## Prompt:
Rewrite the lines from the first one through the line containing "dot-leader: ... xyxy=(260,364,271,374)" as a numbered list, leaving out any blank lines.

(Stored items from a collection)
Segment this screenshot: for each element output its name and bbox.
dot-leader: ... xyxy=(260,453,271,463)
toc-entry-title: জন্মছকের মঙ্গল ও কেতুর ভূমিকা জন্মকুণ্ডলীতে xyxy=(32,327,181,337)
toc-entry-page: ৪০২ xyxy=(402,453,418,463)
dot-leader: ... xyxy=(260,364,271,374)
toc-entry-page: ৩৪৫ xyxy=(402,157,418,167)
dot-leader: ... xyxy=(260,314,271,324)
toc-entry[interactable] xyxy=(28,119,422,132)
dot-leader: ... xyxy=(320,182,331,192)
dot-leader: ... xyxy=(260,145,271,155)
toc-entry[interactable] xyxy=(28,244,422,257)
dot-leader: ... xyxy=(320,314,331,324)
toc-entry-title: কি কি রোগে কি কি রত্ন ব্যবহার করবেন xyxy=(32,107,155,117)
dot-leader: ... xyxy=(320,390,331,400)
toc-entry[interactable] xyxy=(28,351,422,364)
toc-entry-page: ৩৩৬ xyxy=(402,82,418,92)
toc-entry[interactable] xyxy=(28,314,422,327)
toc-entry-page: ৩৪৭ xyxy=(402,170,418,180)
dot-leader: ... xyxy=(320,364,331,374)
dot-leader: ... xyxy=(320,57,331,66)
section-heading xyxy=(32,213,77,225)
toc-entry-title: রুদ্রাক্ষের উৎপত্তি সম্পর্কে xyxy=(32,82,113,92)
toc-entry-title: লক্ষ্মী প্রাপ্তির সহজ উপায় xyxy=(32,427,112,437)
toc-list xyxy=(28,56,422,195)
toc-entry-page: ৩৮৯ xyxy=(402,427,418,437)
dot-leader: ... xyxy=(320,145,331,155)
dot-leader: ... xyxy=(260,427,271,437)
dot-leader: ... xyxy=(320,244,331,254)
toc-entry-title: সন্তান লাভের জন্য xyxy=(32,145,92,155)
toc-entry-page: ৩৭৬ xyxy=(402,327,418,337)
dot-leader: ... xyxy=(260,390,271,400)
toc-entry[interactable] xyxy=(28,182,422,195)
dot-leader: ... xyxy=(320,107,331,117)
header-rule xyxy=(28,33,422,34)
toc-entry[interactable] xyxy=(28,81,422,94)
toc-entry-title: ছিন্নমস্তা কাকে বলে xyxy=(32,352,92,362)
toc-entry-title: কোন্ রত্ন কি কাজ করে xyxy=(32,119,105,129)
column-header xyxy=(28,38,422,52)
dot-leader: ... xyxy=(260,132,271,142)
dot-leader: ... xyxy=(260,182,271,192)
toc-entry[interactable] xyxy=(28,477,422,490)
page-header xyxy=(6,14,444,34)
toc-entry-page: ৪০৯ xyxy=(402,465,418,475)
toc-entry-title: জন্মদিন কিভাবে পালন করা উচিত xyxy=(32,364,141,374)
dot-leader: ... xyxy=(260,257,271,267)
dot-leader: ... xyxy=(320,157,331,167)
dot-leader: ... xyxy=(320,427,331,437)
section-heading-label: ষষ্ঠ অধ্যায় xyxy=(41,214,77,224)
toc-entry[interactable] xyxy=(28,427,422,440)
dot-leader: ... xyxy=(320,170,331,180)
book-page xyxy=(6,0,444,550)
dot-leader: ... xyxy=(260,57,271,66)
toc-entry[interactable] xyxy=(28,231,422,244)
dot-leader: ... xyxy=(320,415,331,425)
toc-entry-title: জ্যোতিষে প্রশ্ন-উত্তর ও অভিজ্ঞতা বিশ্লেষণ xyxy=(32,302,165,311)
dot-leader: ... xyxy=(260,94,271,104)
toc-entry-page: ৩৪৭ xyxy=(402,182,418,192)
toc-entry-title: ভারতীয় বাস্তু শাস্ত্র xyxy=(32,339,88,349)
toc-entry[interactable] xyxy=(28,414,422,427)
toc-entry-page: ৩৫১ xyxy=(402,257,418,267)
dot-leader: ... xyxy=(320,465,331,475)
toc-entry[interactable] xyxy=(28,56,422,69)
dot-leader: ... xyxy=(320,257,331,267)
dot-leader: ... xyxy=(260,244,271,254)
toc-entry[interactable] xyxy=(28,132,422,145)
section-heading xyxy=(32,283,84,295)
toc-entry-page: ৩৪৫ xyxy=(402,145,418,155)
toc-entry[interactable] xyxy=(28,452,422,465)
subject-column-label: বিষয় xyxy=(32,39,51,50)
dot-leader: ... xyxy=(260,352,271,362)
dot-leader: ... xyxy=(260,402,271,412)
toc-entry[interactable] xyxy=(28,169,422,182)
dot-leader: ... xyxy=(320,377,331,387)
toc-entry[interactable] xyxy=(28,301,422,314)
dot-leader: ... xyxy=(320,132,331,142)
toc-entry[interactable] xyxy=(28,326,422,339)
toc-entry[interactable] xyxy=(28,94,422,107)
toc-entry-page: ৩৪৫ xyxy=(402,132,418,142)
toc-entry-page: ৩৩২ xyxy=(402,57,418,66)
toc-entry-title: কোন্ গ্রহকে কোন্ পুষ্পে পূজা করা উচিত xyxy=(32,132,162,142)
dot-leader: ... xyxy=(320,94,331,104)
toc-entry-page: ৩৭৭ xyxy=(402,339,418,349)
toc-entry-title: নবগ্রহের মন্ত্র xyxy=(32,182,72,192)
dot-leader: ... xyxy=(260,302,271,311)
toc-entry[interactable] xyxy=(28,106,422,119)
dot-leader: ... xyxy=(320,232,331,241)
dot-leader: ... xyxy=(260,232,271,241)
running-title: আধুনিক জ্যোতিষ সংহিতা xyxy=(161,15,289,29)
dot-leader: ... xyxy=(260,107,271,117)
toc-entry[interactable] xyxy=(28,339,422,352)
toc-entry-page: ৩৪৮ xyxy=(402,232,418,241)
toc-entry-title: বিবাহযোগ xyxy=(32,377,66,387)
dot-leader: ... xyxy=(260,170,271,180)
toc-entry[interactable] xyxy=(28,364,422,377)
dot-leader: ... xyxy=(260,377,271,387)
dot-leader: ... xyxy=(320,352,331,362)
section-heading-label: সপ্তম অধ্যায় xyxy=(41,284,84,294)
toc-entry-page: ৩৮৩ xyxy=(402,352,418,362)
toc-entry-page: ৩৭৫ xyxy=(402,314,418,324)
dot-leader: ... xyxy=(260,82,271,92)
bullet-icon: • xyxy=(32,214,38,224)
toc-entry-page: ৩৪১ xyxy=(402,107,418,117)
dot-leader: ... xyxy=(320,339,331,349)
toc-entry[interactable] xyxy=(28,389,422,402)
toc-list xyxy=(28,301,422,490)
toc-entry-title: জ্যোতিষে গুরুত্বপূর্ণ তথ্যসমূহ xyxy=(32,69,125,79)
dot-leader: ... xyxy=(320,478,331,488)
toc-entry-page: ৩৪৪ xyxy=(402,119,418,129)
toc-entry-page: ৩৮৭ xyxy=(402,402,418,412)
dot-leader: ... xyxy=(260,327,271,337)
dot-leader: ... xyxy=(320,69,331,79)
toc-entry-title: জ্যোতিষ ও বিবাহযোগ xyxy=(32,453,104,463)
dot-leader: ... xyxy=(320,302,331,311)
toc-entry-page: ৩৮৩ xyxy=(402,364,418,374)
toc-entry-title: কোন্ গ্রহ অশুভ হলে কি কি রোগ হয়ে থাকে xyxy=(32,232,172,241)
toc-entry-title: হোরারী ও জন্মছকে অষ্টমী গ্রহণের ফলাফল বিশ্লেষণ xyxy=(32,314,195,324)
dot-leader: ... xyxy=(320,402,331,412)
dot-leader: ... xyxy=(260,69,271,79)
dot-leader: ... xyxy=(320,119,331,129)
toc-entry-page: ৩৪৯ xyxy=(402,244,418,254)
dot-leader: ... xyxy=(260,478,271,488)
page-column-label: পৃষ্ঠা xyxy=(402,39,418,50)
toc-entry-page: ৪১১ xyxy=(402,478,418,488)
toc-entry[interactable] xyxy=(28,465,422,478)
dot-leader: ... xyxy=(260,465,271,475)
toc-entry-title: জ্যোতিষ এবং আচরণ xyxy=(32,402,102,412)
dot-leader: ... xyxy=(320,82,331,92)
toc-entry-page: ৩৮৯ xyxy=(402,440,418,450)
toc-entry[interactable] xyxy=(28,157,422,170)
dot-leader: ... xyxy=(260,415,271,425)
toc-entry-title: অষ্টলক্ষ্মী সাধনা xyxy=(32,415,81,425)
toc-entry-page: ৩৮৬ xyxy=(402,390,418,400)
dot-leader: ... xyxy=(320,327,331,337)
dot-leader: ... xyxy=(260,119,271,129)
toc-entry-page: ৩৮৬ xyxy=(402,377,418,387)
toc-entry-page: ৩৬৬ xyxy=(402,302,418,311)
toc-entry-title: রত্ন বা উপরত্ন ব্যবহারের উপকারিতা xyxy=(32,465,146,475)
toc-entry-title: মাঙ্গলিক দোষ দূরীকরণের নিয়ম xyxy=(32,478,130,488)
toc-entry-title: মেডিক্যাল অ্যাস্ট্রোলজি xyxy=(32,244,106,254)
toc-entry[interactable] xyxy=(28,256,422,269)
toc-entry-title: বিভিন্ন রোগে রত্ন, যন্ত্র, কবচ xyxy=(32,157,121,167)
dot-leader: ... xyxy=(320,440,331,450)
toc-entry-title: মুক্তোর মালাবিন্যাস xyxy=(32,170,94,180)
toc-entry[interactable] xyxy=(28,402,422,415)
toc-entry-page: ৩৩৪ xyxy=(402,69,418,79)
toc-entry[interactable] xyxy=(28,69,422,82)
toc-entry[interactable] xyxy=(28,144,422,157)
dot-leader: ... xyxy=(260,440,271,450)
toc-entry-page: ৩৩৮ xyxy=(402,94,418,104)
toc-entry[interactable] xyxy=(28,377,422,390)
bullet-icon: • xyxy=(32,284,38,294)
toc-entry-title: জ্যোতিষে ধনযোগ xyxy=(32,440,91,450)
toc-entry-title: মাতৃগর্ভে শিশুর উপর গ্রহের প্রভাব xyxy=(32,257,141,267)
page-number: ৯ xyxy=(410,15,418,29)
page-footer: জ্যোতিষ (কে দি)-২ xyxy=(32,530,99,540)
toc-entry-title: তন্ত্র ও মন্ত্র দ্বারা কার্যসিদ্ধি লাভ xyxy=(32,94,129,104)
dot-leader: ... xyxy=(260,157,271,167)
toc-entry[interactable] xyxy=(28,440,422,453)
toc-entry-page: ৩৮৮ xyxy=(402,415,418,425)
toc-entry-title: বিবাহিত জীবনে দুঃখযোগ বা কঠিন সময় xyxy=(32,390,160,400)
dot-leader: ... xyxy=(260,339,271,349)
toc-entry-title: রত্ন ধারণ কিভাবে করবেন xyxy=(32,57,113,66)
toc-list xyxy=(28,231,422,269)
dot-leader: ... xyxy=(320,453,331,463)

## Reply:
1. Segment this screenshot: for each element output its name and bbox.
2. dot-leader: ... xyxy=(260,453,271,463)
3. toc-entry-title: জন্মছকের মঙ্গল ও কেতুর ভূমিকা জন্মকুণ্ডলীতে xyxy=(32,327,181,337)
4. toc-entry-page: ৪০২ xyxy=(402,453,418,463)
5. dot-leader: ... xyxy=(260,364,271,374)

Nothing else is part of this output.